* What the task requires
Each entry must be reproduced precisely as it stands.

* Provided records
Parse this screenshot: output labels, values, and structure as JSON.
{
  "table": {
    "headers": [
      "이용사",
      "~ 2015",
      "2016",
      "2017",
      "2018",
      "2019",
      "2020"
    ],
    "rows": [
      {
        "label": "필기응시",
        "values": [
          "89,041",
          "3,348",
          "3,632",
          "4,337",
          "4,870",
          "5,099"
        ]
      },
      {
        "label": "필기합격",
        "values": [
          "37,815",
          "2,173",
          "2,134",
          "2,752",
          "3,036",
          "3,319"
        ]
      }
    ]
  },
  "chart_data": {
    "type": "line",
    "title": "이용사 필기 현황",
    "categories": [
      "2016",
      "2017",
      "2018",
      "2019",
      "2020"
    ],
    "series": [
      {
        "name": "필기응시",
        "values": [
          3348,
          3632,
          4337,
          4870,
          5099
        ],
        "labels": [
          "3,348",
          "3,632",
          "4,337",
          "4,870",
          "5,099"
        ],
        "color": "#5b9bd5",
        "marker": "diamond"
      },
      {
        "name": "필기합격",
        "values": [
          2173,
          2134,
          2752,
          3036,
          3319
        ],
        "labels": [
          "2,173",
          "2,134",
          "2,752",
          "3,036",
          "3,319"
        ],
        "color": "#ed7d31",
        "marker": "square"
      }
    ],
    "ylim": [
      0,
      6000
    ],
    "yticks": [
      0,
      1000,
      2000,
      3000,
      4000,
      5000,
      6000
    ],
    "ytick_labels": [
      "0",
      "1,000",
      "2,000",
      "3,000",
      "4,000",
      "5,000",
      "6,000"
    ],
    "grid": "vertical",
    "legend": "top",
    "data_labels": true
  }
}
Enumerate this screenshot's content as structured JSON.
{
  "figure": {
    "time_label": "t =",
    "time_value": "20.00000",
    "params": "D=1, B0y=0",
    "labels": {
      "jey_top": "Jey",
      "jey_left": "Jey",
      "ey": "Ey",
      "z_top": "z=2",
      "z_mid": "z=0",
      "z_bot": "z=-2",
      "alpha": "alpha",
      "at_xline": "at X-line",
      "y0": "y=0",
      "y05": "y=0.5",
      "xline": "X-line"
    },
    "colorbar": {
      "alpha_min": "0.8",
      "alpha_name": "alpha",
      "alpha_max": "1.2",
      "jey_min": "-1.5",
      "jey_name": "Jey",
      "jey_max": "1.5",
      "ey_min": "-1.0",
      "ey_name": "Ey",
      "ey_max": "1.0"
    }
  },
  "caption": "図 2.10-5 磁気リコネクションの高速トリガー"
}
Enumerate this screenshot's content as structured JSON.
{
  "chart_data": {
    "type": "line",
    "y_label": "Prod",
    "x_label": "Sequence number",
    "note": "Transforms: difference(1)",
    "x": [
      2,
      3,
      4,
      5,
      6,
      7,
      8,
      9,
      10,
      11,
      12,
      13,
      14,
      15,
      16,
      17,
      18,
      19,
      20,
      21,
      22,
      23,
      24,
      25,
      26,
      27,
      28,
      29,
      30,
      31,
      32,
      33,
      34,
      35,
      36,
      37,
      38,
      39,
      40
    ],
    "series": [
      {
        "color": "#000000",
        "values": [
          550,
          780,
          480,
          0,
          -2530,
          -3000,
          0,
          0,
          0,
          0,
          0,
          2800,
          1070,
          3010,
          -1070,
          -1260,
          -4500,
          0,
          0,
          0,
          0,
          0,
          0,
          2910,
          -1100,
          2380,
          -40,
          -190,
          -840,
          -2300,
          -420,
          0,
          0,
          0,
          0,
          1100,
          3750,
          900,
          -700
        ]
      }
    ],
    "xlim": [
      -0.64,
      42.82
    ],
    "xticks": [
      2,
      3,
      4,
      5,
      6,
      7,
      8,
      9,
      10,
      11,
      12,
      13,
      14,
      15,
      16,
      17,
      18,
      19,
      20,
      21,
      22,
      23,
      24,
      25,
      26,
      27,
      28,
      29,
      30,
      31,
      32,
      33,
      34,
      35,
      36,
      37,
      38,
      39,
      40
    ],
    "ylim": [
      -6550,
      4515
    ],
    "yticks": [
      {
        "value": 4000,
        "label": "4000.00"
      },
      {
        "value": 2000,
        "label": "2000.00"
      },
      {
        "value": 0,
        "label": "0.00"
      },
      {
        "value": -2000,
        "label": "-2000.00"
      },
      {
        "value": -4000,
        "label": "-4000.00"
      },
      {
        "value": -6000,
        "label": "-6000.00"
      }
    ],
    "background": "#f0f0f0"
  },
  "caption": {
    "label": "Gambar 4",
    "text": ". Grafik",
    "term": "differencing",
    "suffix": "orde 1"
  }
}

* Response to the exercise
Parse this screenshot: output labels, values, and structure as JSON.
{
  "table": {
    "headers": [
      "이용사",
      "~ 2015",
      "2016",
      "2017",
      "2018",
      "2019",
      "2020"
    ],
    "rows": [
      {
        "label": "필기응시",
        "values": [
          "89,041",
          "3,348",
          "3,632",
          "4,337",
          "4,870",
          "5,099"
        ]
      },
      {
        "label": "필기합격",
        "values": [
          "37,815",
          "2,173",
          "2,134",
          "2,752",
          "3,036",
          "3,319"
        ]
      }
    ]
  },
  "chart_data": {
    "type": "line",
    "title": "이용사 필기 현황",
    "categories": [
      "2016",
      "2017",
      "2018",
      "2019",
      "2020"
    ],
    "series": [
      {
        "name": "필기응시",
        "values": [
          3348,
          3632,
          4337,
          4870,
          5099
        ],
        "labels": [
          "3,348",
          "3,632",
          "4,337",
          "4,870",
          "5,099"
        ],
        "color": "#5b9bd5",
        "marker": "diamond"
      },
      {
        "name": "필기합격",
        "values": [
          2173,
          2134,
          2752,
          3036,
          3319
        ],
        "labels": [
          "2,173",
          "2,134",
          "2,752",
          "3,036",
          "3,319"
        ],
        "color": "#ed7d31",
        "marker": "square"
      }
    ],
    "ylim": [
      0,
      6000
    ],
    "yticks": [
      0,
      1000,
      2000,
      3000,
      4000,
      5000,
      6000
    ],
    "ytick_labels": [
      "0",
      "1,000",
      "2,000",
      "3,000",
      "4,000",
      "5,000",
      "6,000"
    ],
    "grid": "vertical",
    "legend": "top",
    "data_labels": true
  }
}
Enumerate this screenshot's content as structured JSON.
{
  "figure": {
    "time_label": "t =",
    "time_value": "20.00000",
    "params": "D=1, B0y=0",
    "labels": {
      "jey_top": "Jey",
      "jey_left": "Jey",
      "ey": "Ey",
      "z_top": "z=2",
      "z_mid": "z=0",
      "z_bot": "z=-2",
      "alpha": "alpha",
      "at_xline": "at X-line",
      "y0": "y=0",
      "y05": "y=0.5",
      "xline": "X-line"
    },
    "colorbar": {
      "alpha_min": "0.8",
      "alpha_name": "alpha",
      "alpha_max": "1.2",
      "jey_min": "-1.5",
      "jey_name": "Jey",
      "jey_max": "1.5",
      "ey_min": "-1.0",
      "ey_name": "Ey",
      "ey_max": "1.0"
    }
  },
  "caption": "図 2.10-5 磁気リコネクションの高速トリガー"
}
Enumerate this screenshot's content as structured JSON.
{
  "chart_data": {
    "type": "line",
    "y_label": "Prod",
    "x_label": "Sequence number",
    "note": "Transforms: difference(1)",
    "x": [
      2,
      3,
      4,
      5,
      6,
      7,
      8,
      9,
      10,
      11,
      12,
      13,
      14,
      15,
      16,
      17,
      18,
      19,
      20,
      21,
      22,
      23,
      24,
      25,
      26,
      27,
      28,
      29,
      30,
      31,
      32,
      33,
      34,
      35,
      36,
      37,
      38,
      39,
      40
    ],
    "series": [
      {
        "color": "#000000",
        "values": [
          550,
          780,
          480,
          0,
          -2530,
          -3000,
          0,
          0,
          0,
          0,
          0,
          2800,
          1070,
          3010,
          -1070,
          -1260,
          -4500,
          0,
          0,
          0,
          0,
          0,
          0,
          2910,
          -1100,
          2380,
          -40,
          -190,
          -840,
          -2300,
          -420,
          0,
          0,
          0,
          0,
          1100,
          3750,
          900,
          -700
        ]
      }
    ],
    "xlim": [
      -0.64,
      42.82
    ],
    "xticks": [
      2,
      3,
      4,
      5,
      6,
      7,
      8,
      9,
      10,
      11,
      12,
      13,
      14,
      15,
      16,
      17,
      18,
      19,
      20,
      21,
      22,
      23,
      24,
      25,
      26,
      27,
      28,
      29,
      30,
      31,
      32,
      33,
      34,
      35,
      36,
      37,
      38,
      39,
      40
    ],
    "ylim": [
      -6550,
      4515
    ],
    "yticks": [
      {
        "value": 4000,
        "label": "4000.00"
      },
      {
        "value": 2000,
        "label": "2000.00"
      },
      {
        "value": 0,
        "label": "0.00"
      },
      {
        "value": -2000,
        "label": "-2000.00"
      },
      {
        "value": -4000,
        "label": "-4000.00"
      },
      {
        "value": -6000,
        "label": "-6000.00"
      }
    ],
    "background": "#f0f0f0"
  },
  "caption": {
    "label": "Gambar 4",
    "text": ". Grafik",
    "term": "differencing",
    "suffix": "orde 1"
  }
}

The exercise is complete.